[Stored records]
===
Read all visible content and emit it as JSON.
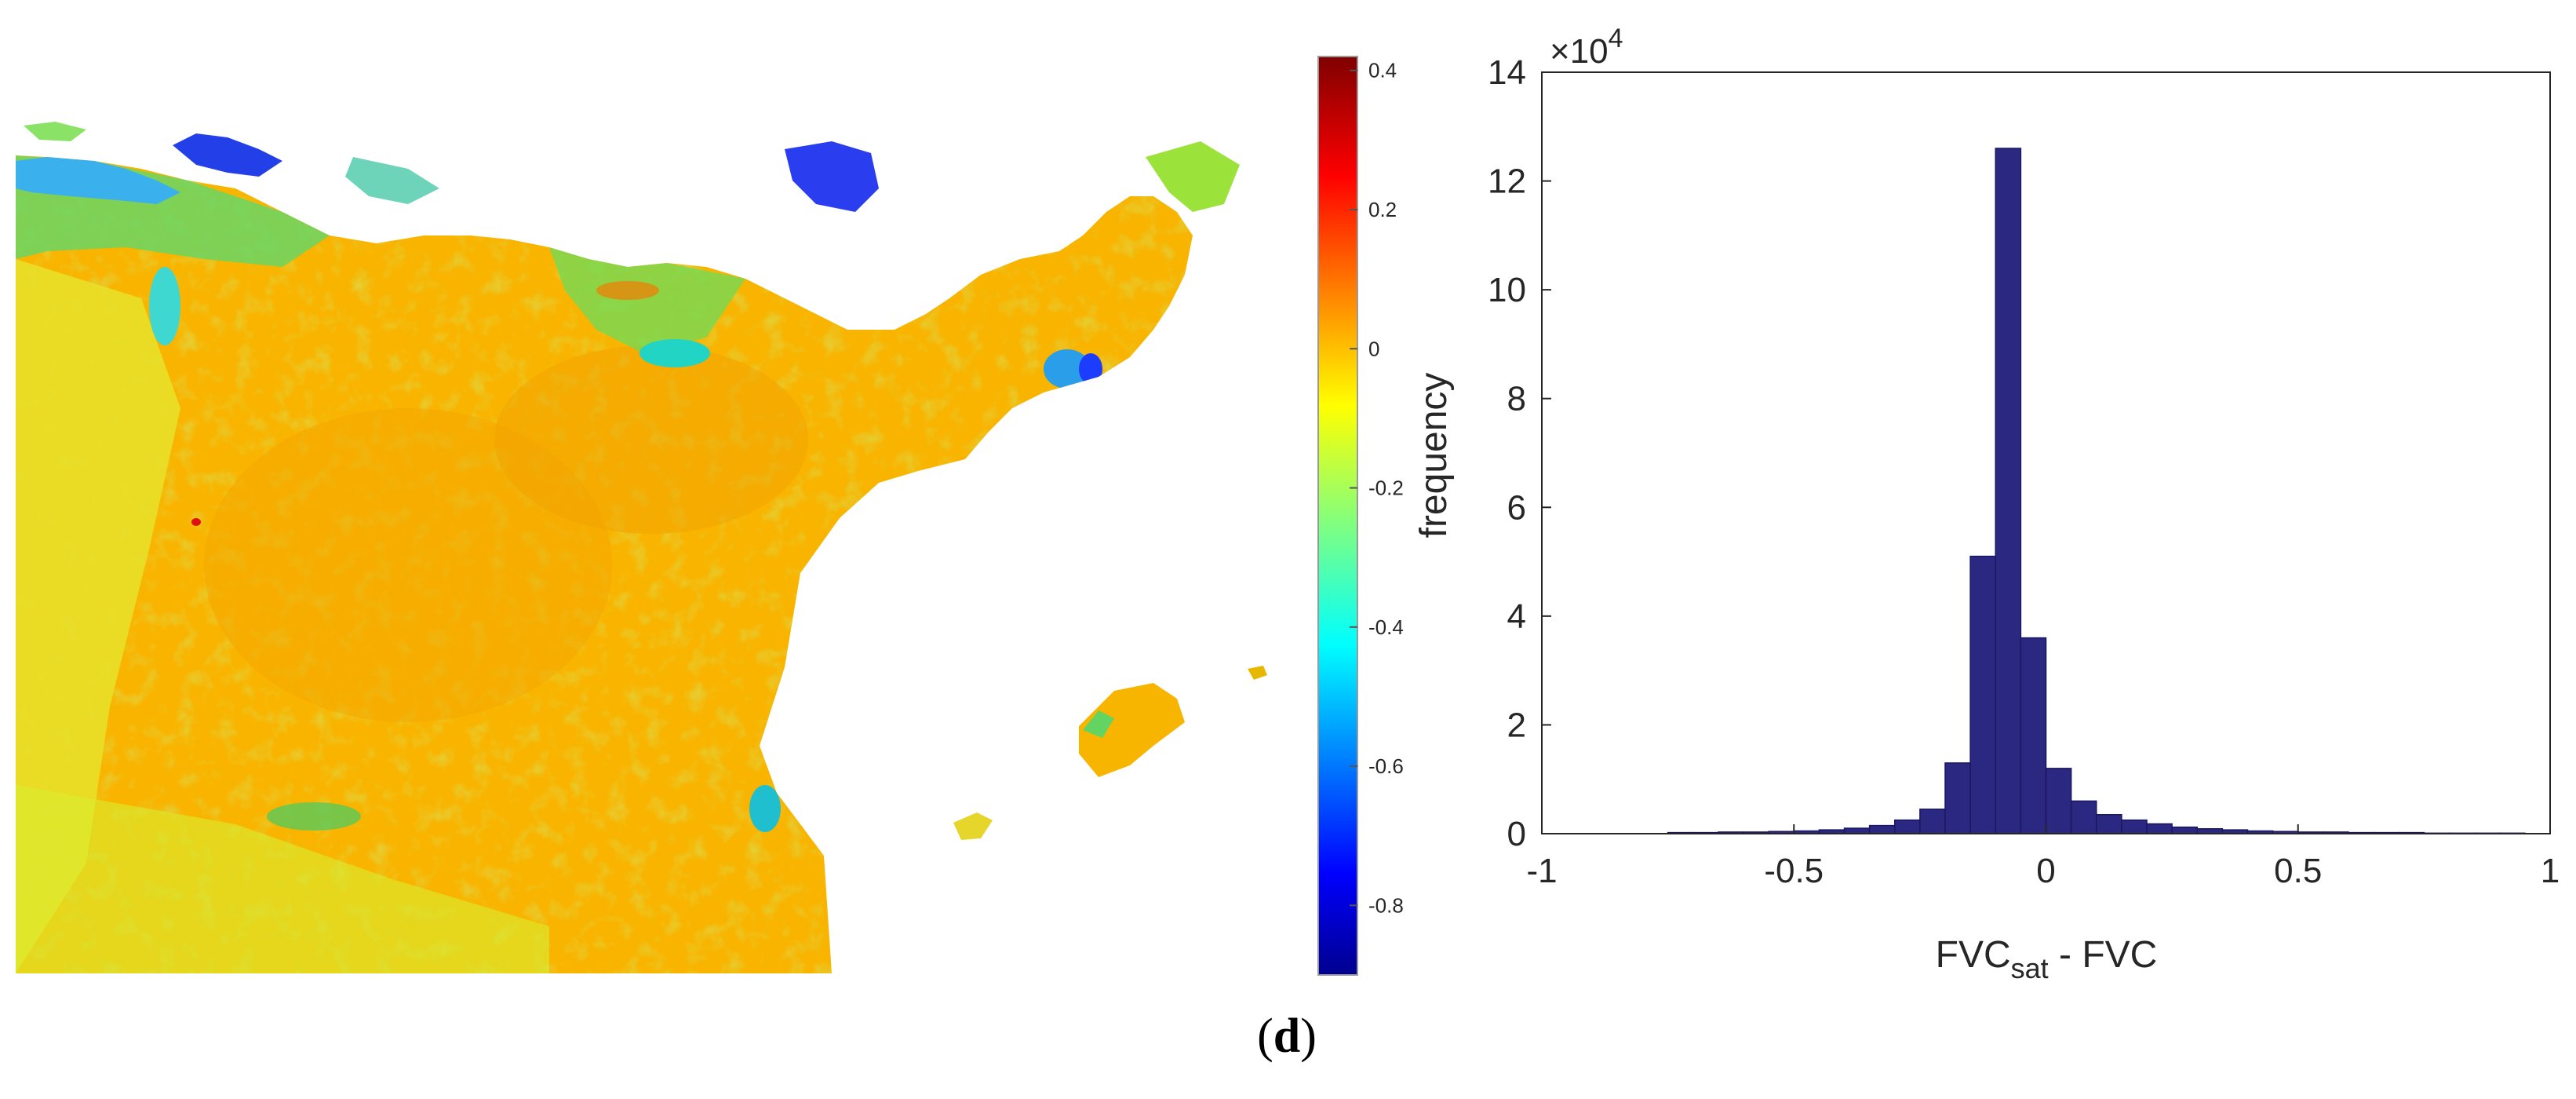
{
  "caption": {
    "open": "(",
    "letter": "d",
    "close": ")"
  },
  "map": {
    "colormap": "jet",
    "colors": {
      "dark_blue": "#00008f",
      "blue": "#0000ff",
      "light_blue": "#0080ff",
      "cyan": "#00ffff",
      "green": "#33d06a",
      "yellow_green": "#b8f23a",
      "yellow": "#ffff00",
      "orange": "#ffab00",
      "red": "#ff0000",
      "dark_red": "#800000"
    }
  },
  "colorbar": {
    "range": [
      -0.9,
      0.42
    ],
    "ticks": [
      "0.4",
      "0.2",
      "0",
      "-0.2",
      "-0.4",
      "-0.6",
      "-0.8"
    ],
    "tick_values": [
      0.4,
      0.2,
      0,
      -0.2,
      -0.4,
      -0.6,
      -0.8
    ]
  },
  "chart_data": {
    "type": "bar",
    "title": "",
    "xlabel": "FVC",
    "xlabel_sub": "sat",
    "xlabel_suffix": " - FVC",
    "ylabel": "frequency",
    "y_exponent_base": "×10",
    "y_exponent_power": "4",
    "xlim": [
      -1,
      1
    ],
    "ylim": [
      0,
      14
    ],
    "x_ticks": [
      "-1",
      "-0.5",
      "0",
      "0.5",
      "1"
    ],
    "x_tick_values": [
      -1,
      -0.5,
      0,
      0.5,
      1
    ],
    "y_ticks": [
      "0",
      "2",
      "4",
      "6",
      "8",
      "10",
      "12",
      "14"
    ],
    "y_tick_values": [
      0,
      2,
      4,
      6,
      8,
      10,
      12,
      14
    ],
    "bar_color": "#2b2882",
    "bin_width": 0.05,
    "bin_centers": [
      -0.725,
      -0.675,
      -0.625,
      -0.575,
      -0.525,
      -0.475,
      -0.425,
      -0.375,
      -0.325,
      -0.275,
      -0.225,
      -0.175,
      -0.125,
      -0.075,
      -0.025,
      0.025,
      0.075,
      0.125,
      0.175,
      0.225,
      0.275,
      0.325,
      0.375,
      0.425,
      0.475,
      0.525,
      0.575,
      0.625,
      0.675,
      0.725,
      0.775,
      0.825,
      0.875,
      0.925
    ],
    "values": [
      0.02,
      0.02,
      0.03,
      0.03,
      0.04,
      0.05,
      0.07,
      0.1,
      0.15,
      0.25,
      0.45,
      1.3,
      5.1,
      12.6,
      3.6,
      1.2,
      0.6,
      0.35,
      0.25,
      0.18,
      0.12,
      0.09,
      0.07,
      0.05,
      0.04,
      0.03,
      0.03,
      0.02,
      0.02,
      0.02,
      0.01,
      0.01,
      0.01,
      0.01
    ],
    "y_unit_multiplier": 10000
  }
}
===
- _Stated problem_
Give back every line exactly as it stands, pictures excluded.

- _Written solution_
Read all visible content and emit it as JSON.
{
  "caption": {
    "open": "(",
    "letter": "d",
    "close": ")"
  },
  "map": {
    "colormap": "jet",
    "colors": {
      "dark_blue": "#00008f",
      "blue": "#0000ff",
      "light_blue": "#0080ff",
      "cyan": "#00ffff",
      "green": "#33d06a",
      "yellow_green": "#b8f23a",
      "yellow": "#ffff00",
      "orange": "#ffab00",
      "red": "#ff0000",
      "dark_red": "#800000"
    }
  },
  "colorbar": {
    "range": [
      -0.9,
      0.42
    ],
    "ticks": [
      "0.4",
      "0.2",
      "0",
      "-0.2",
      "-0.4",
      "-0.6",
      "-0.8"
    ],
    "tick_values": [
      0.4,
      0.2,
      0,
      -0.2,
      -0.4,
      -0.6,
      -0.8
    ]
  },
  "chart_data": {
    "type": "bar",
    "title": "",
    "xlabel": "FVC",
    "xlabel_sub": "sat",
    "xlabel_suffix": " - FVC",
    "ylabel": "frequency",
    "y_exponent_base": "×10",
    "y_exponent_power": "4",
    "xlim": [
      -1,
      1
    ],
    "ylim": [
      0,
      14
    ],
    "x_ticks": [
      "-1",
      "-0.5",
      "0",
      "0.5",
      "1"
    ],
    "x_tick_values": [
      -1,
      -0.5,
      0,
      0.5,
      1
    ],
    "y_ticks": [
      "0",
      "2",
      "4",
      "6",
      "8",
      "10",
      "12",
      "14"
    ],
    "y_tick_values": [
      0,
      2,
      4,
      6,
      8,
      10,
      12,
      14
    ],
    "bar_color": "#2b2882",
    "bin_width": 0.05,
    "bin_centers": [
      -0.725,
      -0.675,
      -0.625,
      -0.575,
      -0.525,
      -0.475,
      -0.425,
      -0.375,
      -0.325,
      -0.275,
      -0.225,
      -0.175,
      -0.125,
      -0.075,
      -0.025,
      0.025,
      0.075,
      0.125,
      0.175,
      0.225,
      0.275,
      0.325,
      0.375,
      0.425,
      0.475,
      0.525,
      0.575,
      0.625,
      0.675,
      0.725,
      0.775,
      0.825,
      0.875,
      0.925
    ],
    "values": [
      0.02,
      0.02,
      0.03,
      0.03,
      0.04,
      0.05,
      0.07,
      0.1,
      0.15,
      0.25,
      0.45,
      1.3,
      5.1,
      12.6,
      3.6,
      1.2,
      0.6,
      0.35,
      0.25,
      0.18,
      0.12,
      0.09,
      0.07,
      0.05,
      0.04,
      0.03,
      0.03,
      0.02,
      0.02,
      0.02,
      0.01,
      0.01,
      0.01,
      0.01
    ],
    "y_unit_multiplier": 10000
  }
}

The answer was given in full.